-- start Material provided --

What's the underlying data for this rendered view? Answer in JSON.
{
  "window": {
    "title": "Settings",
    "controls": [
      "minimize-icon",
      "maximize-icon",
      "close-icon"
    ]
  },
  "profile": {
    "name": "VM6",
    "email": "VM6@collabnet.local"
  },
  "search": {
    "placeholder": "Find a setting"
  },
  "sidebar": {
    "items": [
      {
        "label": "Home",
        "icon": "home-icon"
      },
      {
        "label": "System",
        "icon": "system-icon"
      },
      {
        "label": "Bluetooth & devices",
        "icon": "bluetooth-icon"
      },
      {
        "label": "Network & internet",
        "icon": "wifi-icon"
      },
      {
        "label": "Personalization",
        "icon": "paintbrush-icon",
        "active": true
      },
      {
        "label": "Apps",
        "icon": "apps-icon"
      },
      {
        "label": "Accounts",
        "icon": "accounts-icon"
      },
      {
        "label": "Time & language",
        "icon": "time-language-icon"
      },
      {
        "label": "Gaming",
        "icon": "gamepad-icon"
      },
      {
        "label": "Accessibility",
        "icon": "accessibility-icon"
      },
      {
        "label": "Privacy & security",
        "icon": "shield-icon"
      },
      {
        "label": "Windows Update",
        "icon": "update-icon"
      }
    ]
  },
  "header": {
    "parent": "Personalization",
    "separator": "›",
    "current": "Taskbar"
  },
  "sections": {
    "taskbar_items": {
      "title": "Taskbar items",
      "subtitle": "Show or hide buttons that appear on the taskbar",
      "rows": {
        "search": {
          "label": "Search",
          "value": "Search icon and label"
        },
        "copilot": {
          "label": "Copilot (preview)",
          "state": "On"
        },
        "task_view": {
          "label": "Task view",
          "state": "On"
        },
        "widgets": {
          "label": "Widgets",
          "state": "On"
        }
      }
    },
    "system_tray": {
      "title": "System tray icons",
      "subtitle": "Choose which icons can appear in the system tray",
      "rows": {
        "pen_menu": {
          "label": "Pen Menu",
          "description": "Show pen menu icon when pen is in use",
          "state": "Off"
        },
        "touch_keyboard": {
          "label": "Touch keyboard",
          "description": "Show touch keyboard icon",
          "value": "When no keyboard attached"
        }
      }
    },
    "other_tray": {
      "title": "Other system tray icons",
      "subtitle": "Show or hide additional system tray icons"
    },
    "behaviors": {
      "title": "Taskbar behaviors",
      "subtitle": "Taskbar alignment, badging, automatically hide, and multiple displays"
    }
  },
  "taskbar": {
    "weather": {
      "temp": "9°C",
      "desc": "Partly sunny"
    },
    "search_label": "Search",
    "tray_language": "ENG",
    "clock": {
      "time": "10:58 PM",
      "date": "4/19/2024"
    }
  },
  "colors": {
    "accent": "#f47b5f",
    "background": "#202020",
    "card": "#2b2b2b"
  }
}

-- end Material provided --

Exercise goal ▸ Report only a number: how many lines in the material above contain the string "hide".

Result ▸ 3